Posted by: Bill Fleming | Thursday, July 22, 2010 at 07:53 AM
Bill; Breitbart followed the lead of his liberal media brethren in taking a quote out of context. You need to take a close look at the actions of Obama et.al. who have more resources than Breibart to retrieve the entire speech. For all the speechifying about how they care for people they are awfully quick to lop off heads if they believe it suits their purposes.
Posted by: George Mason | Thursday, July 22, 2010 at 08:20 AM
George, the Obama administration has apologized. So has the NAACP. Theirs was an irrational defensive reaction. Breitbart's on the other hand was an aggressive, dishonest, slanderous slime job. And he has yet to admit any wrongdoing whatsoever. He has disgraced himself, and likewise (in my opinion) anyone who rises to his defense. I sincerely hope that's not what you're doing.
Posted by: Bill Fleming | Thursday, July 22, 2010 at 08:59 AM
It appears that Breitbart did provide some context to his post.
http://biggovernment.com/laborunionreport/2010/07/21/context-is-everything-naacps-jealous-snookered-himself/
Bill; I never defend journalists, they can take care of that themselves, if what they have done is defensible. That the Obama administration acted rashly and irrationally is what should concern all Americans.
Posted by: George Mason | Thursday, July 22, 2010 at 09:40 AM
Bill is right. Breitbart deliberately misled his readers and there are no extenuating circumstances, nothing that the Obama administration or FOX News or anyone else did to change the fact. If he worked for a mainstream media organization he would have been deservedly fired on the spot.

#####

§ **Exercise requirements**:
(1) In the comment thread, which two parties are said to have apologized?
(2) Echo the portion of the comment thread starting at "Posted by: George Mason | Thursday, July 22, 2010 at 08:20" and ending at "to his post.".
Rely solely on the comment thread to complete these tasks.

§ **Stored data**:
#####

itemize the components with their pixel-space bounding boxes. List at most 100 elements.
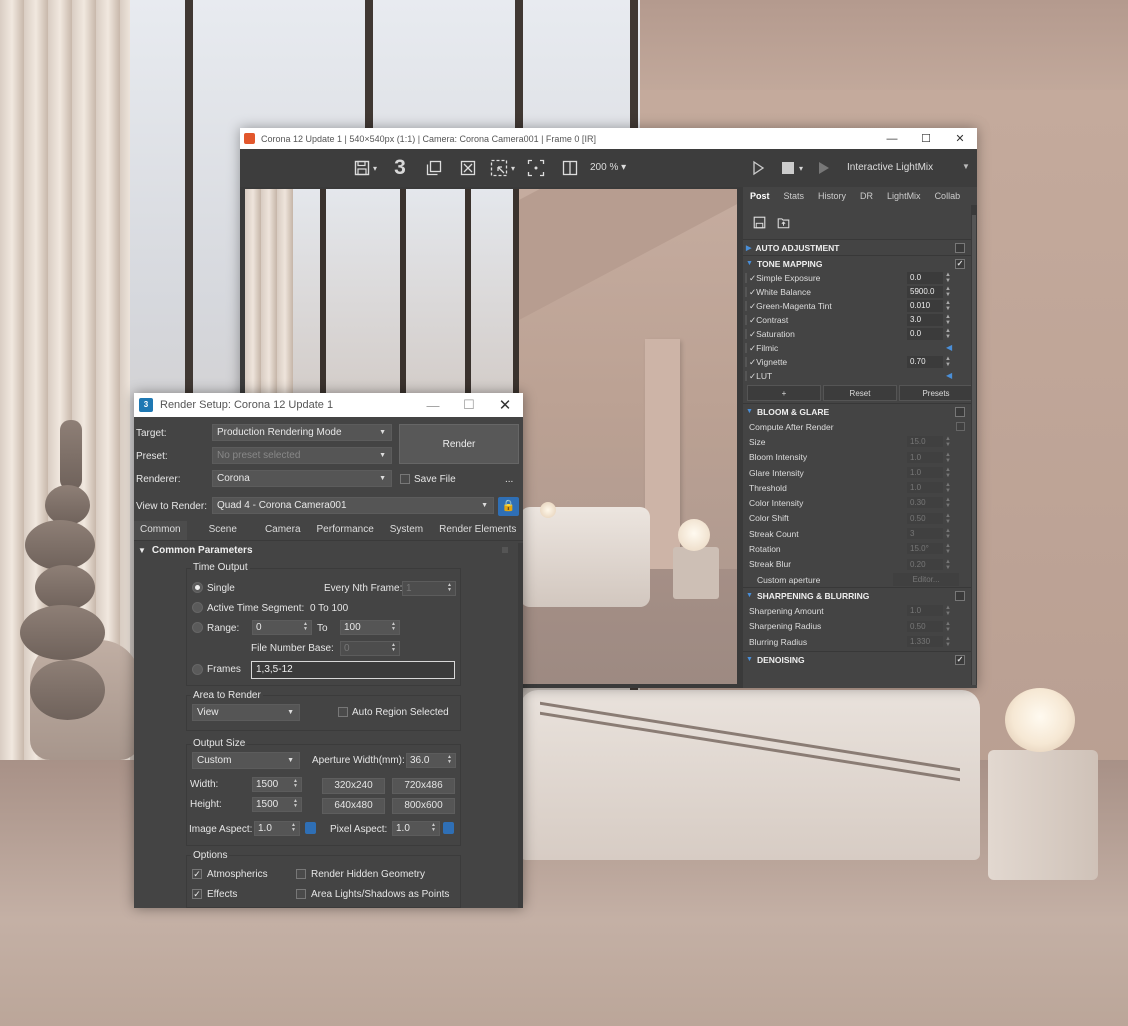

#####

§ **Final answers**:
(1) The Obama administration and the NAACP.

(2)
Posted by: George Mason | Thursday, July 22, 2010 at 08:20 AM
George, the Obama administration has apologized. So has the NAACP. Theirs was an irrational defensive reaction. Breitbart's on the other hand was an aggressive, dishonest, slanderous slime job. And he has yet to admit any wrongdoing whatsoever. He has disgraced himself, and likewise (in my opinion) anyone who rises to his defense. I sincerely hope that's not what you're doing.
Posted by: Bill Fleming | Thursday, July 22, 2010 at 08:59 AM
It appears that Breitbart did provide some context to his post.